● **文書本文**:

——————————

説明

電熱被膜融着体とその融着方法

【課題】
Bを0.2%以上含有するSi合金の被膜を窒化アルミニウムに融着させた時、被膜が剥離する、あるいは剥がれ易い、あるいは被膜そのものの強度が弱い問題がある。
本発明は、Bを0.2%以上含有するSi合金の被膜を窒化アルミニウムに融着させる時、窒化アルミニウム基材に対して密着性に優れ、剥がれのない、強度の強い電熱被膜融着体を提供する。そしてその電熱被膜融着方法を提供する。
【解決方法】
希土類元素化合物の焼結助剤を酸化物換算で1重量%以上含む窒化アルミニウムセラミックス基材の表面に、0.2重量%以上のBを含むSi合金からなる電熱被膜が融着した構造の電熱被膜の融着体であって、該被膜中に、該セラミックス基材の焼結助剤の希土類元素化合物を供給源とする希土類元素が0.1重量%以上含まれてなることを特徴とする。

【発明の詳細な説明】
【技術分野】
【0001】
本発明は電熱被膜融着体とその融着方法に係り、更に詳しくは、Bを含有するSi合金からなる電熱被膜が窒化アルミニウム基材に融着した電熱被膜融着体とその融着方法に係るものである。
【背景技術】
【0002】
AlN等のセラミックス基材にSi合金の電熱被膜を融着させたセラミックスヒーターには、高温加熱を繰り返すと、電熱被膜の抵抗値が変化(増加)する欠点がある。この欠点を改良する方法として特許文献1には、Si合金にBを0.03〜5%の範囲添加すると被膜の抵抗変化を抑制する効果があると記載されているが、特許文献1の明細書には被膜を融着する際のペーストの組成は記載されているが融着後の被膜の組成については何ら記載されていない。明細書の実施例には本来融着被膜の中に含有されるB量を記載すべきところであるが記載されていない。なお特許文献1の発明は、本願発明者の発明である。

——————————

● **設問**:
a – 電熱被膜融着体に関する文書で【】に囲まれた見出しのうち、【0001】のような段落番号以外のものを、登場順にすべて挙げてください。
b – 電熱被膜融着体に関する文書のうち、「本発明は、Bを0.2%以上含」から「は、本願発明者の発明である。」までを、両端を含めてそのまま書き写してください。

——————————

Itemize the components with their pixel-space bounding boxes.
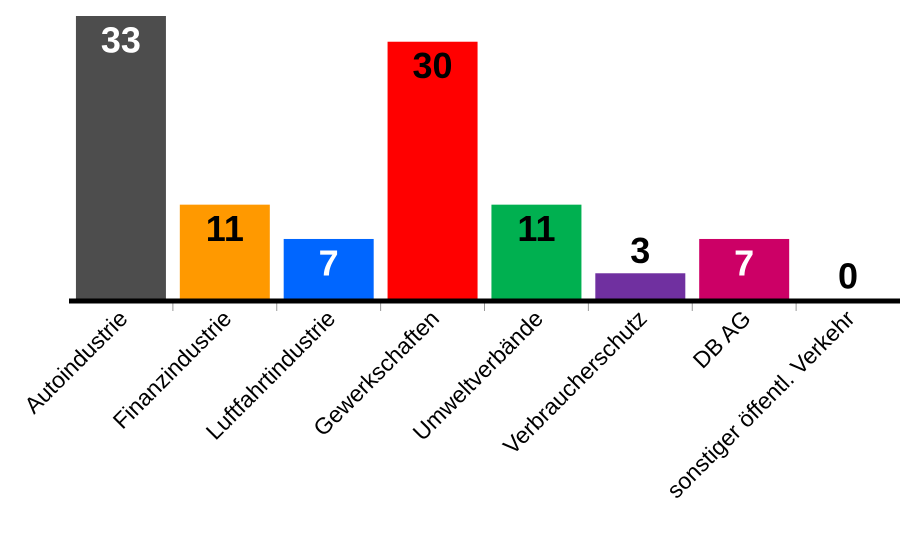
- value-label: 7: [734, 242, 754, 283]
- value-label: 7: [319, 242, 339, 283]
- bar: [491, 204, 582, 299]
- x-tick-label: DB AG: [688, 305, 756, 373]
- bar: [699, 238, 790, 299]
- value-label: 11: [206, 208, 244, 249]
- bar: [283, 238, 374, 299]
- value-label: 11: [517, 208, 555, 249]
- bar: [179, 204, 270, 299]
- value-label: 3: [630, 230, 650, 271]
- bar: [595, 273, 686, 299]
- x-tick-label: Autoindustrie: [19, 305, 132, 418]
- value-label: 30: [413, 45, 453, 86]
- x-tick-label: sonstiger öffentl. Verkehr: [662, 305, 860, 503]
- value-label: 33: [101, 20, 141, 61]
- bar: [387, 41, 478, 300]
- value-label: 0: [838, 256, 858, 297]
- bar: [75, 16, 166, 299]
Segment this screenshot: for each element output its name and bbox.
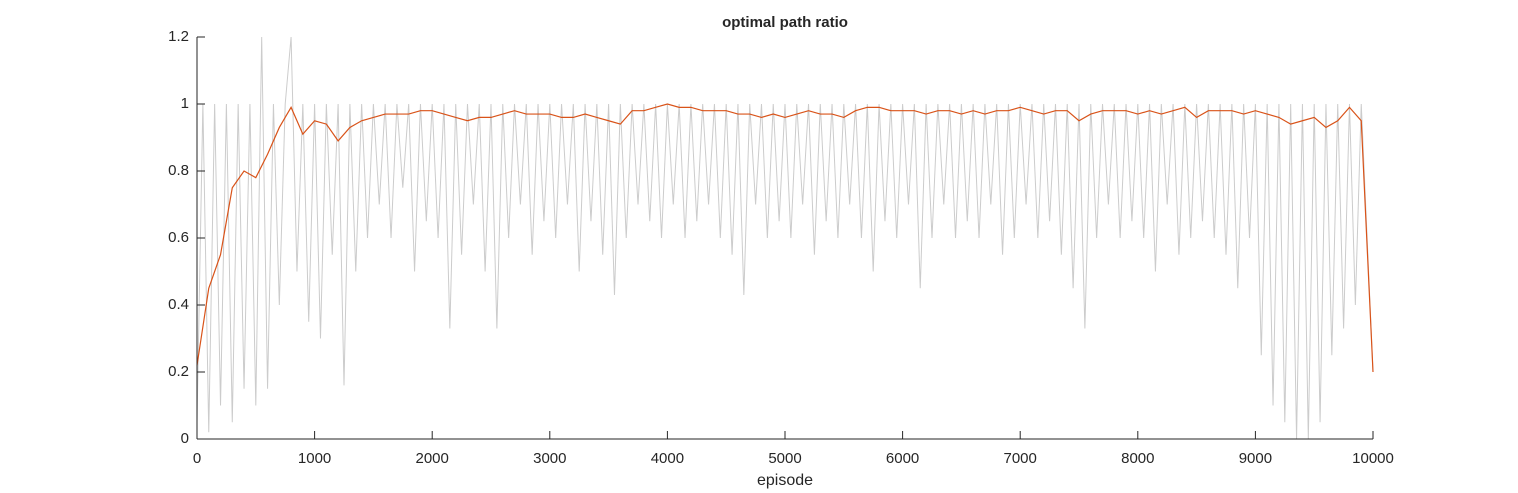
y-tick-label: 0.4	[168, 296, 189, 313]
x-tick-label: 10000	[1352, 450, 1394, 467]
x-tick-label: 7000	[1004, 450, 1037, 467]
y-tick-label: 0	[181, 430, 189, 447]
x-tick-label: 5000	[768, 450, 801, 467]
x-tick-label: 3000	[533, 450, 566, 467]
chart-title: optimal path ratio	[722, 14, 848, 31]
y-tick-label: 1	[181, 95, 189, 112]
x-tick-label: 1000	[298, 450, 331, 467]
y-tick-label: 0.6	[168, 229, 189, 246]
data-line	[196, 103, 1374, 373]
plot-area: 0 0.2 0.4 0.6 0.8 1 1.2 0 1000 2000 3000 4000 5000 60…	[168, 28, 1394, 467]
data-line	[196, 36, 1374, 440]
x-tick-label: 4000	[651, 450, 684, 467]
y-tick-label: 0.2	[168, 363, 189, 380]
x-tick-label: 8000	[1121, 450, 1154, 467]
y-tick-label: 1.2	[168, 28, 189, 45]
x-tick-label: 0	[193, 450, 201, 467]
x-axis-label: episode	[757, 472, 813, 489]
x-tick-label: 2000	[416, 450, 449, 467]
x-tick-label: 9000	[1239, 450, 1272, 467]
x-tick-label: 6000	[886, 450, 919, 467]
y-tick-label: 0.8	[168, 162, 189, 179]
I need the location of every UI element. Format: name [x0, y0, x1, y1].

——————————

● **解答**:
a –
【課題】
【解決方法】
【発明の詳細な説明】
【技術分野】
【背景技術】

b –
本発明は、Bを0.2%以上含有するSi合金の被膜を窒化アルミニウムに融着させる時、窒化アルミニウム基材に対して密着性に優れ、剥がれのない、強度の強い電熱被膜融着体を提供する。そしてその電熱被膜融着方法を提供する。
【解決方法】
希土類元素化合物の焼結助剤を酸化物換算で1重量%以上含む窒化アルミニウムセラミックス基材の表面に、0.2重量%以上のBを含むSi合金からなる電熱被膜が融着した構造の電熱被膜の融着体であって、該被膜中に、該セラミックス基材の焼結助剤の希土類元素化合物を供給源とする希土類元素が0.1重量%以上含まれてなることを特徴とする。

【発明の詳細な説明】
【技術分野】
【0001】
本発明は電熱被膜融着体とその融着方法に係り、更に詳しくは、Bを含有するSi合金からなる電熱被膜が窒化アルミニウム基材に融着した電熱被膜融着体とその融着方法に係るものである。
【背景技術】
【0002】
AlN等のセラミックス基材にSi合金の電熱被膜を融着させたセラミックスヒーターには、高温加熱を繰り返すと、電熱被膜の抵抗値が変化(増加)する欠点がある。この欠点を改良する方法として特許文献1には、Si合金にBを0.03〜5%の範囲添加すると被膜の抵抗変化を抑制する効果があると記載されているが、特許文献1の明細書には被膜を融着する際のペーストの組成は記載されているが融着後の被膜の組成については何ら記載されていない。明細書の実施例には本来融着被膜の中に含有されるB量を記載すべきところであるが記載されていない。なお特許文献1の発明は、本願発明者の発明である。